Start of Material for this task
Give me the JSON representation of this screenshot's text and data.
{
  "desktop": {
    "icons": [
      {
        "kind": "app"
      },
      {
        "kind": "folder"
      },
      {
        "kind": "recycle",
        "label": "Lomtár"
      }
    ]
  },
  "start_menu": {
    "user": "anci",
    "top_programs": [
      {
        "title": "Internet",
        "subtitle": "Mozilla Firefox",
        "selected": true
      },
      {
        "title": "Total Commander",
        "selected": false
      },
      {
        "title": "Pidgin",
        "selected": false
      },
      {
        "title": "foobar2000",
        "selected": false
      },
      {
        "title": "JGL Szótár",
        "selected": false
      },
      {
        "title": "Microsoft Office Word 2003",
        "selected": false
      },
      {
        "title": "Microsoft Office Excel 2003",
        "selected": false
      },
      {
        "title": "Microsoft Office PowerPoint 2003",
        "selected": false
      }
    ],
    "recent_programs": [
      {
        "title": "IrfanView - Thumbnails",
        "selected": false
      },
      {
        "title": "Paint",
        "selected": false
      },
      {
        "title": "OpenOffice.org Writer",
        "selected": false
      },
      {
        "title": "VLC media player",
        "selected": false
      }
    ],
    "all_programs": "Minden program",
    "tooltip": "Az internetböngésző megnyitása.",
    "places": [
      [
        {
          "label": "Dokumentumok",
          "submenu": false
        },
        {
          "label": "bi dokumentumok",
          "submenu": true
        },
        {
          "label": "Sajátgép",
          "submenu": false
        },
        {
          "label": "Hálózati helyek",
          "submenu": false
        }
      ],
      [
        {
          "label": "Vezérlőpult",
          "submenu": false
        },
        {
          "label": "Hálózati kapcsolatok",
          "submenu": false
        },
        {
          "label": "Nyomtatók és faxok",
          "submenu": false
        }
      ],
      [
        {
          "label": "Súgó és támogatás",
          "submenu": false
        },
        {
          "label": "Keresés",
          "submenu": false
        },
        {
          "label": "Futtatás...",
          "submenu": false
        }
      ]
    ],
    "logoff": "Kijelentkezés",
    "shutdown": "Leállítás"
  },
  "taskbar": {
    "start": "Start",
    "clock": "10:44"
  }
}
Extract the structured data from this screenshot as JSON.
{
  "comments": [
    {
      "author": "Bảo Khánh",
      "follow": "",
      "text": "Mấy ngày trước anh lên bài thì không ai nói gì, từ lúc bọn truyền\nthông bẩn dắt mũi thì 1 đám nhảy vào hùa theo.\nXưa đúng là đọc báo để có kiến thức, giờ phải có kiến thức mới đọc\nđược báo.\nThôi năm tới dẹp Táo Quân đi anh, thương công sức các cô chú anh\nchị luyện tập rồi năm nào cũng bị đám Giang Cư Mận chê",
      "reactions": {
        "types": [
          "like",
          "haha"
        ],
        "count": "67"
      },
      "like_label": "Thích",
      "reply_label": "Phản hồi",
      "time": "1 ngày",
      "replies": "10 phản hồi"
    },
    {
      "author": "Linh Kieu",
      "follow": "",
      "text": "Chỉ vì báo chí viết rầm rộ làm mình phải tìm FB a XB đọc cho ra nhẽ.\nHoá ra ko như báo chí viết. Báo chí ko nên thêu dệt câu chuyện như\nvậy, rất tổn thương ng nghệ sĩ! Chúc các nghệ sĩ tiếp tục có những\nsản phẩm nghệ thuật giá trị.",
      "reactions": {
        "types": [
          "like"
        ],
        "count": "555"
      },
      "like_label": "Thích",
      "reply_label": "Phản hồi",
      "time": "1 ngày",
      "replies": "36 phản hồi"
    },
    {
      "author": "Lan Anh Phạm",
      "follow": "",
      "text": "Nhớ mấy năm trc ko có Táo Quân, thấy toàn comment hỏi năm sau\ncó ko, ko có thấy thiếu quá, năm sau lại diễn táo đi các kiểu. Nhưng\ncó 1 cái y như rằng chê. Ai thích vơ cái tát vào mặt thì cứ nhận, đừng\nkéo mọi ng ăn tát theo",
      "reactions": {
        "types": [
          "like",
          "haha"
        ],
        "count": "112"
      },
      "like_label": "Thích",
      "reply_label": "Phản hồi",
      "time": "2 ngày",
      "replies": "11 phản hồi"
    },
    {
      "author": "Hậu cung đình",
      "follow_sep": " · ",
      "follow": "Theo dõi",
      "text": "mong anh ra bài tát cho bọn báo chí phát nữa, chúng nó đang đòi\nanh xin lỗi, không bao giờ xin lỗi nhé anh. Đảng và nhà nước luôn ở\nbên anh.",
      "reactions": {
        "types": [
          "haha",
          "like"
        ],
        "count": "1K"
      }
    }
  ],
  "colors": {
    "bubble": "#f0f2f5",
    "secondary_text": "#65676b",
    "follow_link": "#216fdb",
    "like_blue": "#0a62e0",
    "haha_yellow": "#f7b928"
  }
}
End of Material for this task
** Exercise prompt **
Pull out each record as written and restate it exactly.

** Correct answer **
Give me the JSON representation of this screenshot's text and data.
{
  "desktop": {
    "icons": [
      {
        "kind": "app"
      },
      {
        "kind": "folder"
      },
      {
        "kind": "recycle",
        "label": "Lomtár"
      }
    ]
  },
  "start_menu": {
    "user": "anci",
    "top_programs": [
      {
        "title": "Internet",
        "subtitle": "Mozilla Firefox",
        "selected": true
      },
      {
        "title": "Total Commander",
        "selected": false
      },
      {
        "title": "Pidgin",
        "selected": false
      },
      {
        "title": "foobar2000",
        "selected": false
      },
      {
        "title": "JGL Szótár",
        "selected": false
      },
      {
        "title": "Microsoft Office Word 2003",
        "selected": false
      },
      {
        "title": "Microsoft Office Excel 2003",
        "selected": false
      },
      {
        "title": "Microsoft Office PowerPoint 2003",
        "selected": false
      }
    ],
    "recent_programs": [
      {
        "title": "IrfanView - Thumbnails",
        "selected": false
      },
      {
        "title": "Paint",
        "selected": false
      },
      {
        "title": "OpenOffice.org Writer",
        "selected": false
      },
      {
        "title": "VLC media player",
        "selected": false
      }
    ],
    "all_programs": "Minden program",
    "tooltip": "Az internetböngésző megnyitása.",
    "places": [
      [
        {
          "label": "Dokumentumok",
          "submenu": false
        },
        {
          "label": "bi dokumentumok",
          "submenu": true
        },
        {
          "label": "Sajátgép",
          "submenu": false
        },
        {
          "label": "Hálózati helyek",
          "submenu": false
        }
      ],
      [
        {
          "label": "Vezérlőpult",
          "submenu": false
        },
        {
          "label": "Hálózati kapcsolatok",
          "submenu": false
        },
        {
          "label": "Nyomtatók és faxok",
          "submenu": false
        }
      ],
      [
        {
          "label": "Súgó és támogatás",
          "submenu": false
        },
        {
          "label": "Keresés",
          "submenu": false
        },
        {
          "label": "Futtatás...",
          "submenu": false
        }
      ]
    ],
    "logoff": "Kijelentkezés",
    "shutdown": "Leállítás"
  },
  "taskbar": {
    "start": "Start",
    "clock": "10:44"
  }
}
Extract the structured data from this screenshot as JSON.
{
  "comments": [
    {
      "author": "Bảo Khánh",
      "follow": "",
      "text": "Mấy ngày trước anh lên bài thì không ai nói gì, từ lúc bọn truyền\nthông bẩn dắt mũi thì 1 đám nhảy vào hùa theo.\nXưa đúng là đọc báo để có kiến thức, giờ phải có kiến thức mới đọc\nđược báo.\nThôi năm tới dẹp Táo Quân đi anh, thương công sức các cô chú anh\nchị luyện tập rồi năm nào cũng bị đám Giang Cư Mận chê",
      "reactions": {
        "types": [
          "like",
          "haha"
        ],
        "count": "67"
      },
      "like_label": "Thích",
      "reply_label": "Phản hồi",
      "time": "1 ngày",
      "replies": "10 phản hồi"
    },
    {
      "author": "Linh Kieu",
      "follow": "",
      "text": "Chỉ vì báo chí viết rầm rộ làm mình phải tìm FB a XB đọc cho ra nhẽ.\nHoá ra ko như báo chí viết. Báo chí ko nên thêu dệt câu chuyện như\nvậy, rất tổn thương ng nghệ sĩ! Chúc các nghệ sĩ tiếp tục có những\nsản phẩm nghệ thuật giá trị.",
      "reactions": {
        "types": [
          "like"
        ],
        "count": "555"
      },
      "like_label": "Thích",
      "reply_label": "Phản hồi",
      "time": "1 ngày",
      "replies": "36 phản hồi"
    },
    {
      "author": "Lan Anh Phạm",
      "follow": "",
      "text": "Nhớ mấy năm trc ko có Táo Quân, thấy toàn comment hỏi năm sau\ncó ko, ko có thấy thiếu quá, năm sau lại diễn táo đi các kiểu. Nhưng\ncó 1 cái y như rằng chê. Ai thích vơ cái tát vào mặt thì cứ nhận, đừng\nkéo mọi ng ăn tát theo",
      "reactions": {
        "types": [
          "like",
          "haha"
        ],
        "count": "112"
      },
      "like_label": "Thích",
      "reply_label": "Phản hồi",
      "time": "2 ngày",
      "replies": "11 phản hồi"
    },
    {
      "author": "Hậu cung đình",
      "follow_sep": " · ",
      "follow": "Theo dõi",
      "text": "mong anh ra bài tát cho bọn báo chí phát nữa, chúng nó đang đòi\nanh xin lỗi, không bao giờ xin lỗi nhé anh. Đảng và nhà nước luôn ở\nbên anh.",
      "reactions": {
        "types": [
          "haha",
          "like"
        ],
        "count": "1K"
      }
    }
  ],
  "colors": {
    "bubble": "#f0f2f5",
    "secondary_text": "#65676b",
    "follow_link": "#216fdb",
    "like_blue": "#0a62e0",
    "haha_yellow": "#f7b928"
  }
}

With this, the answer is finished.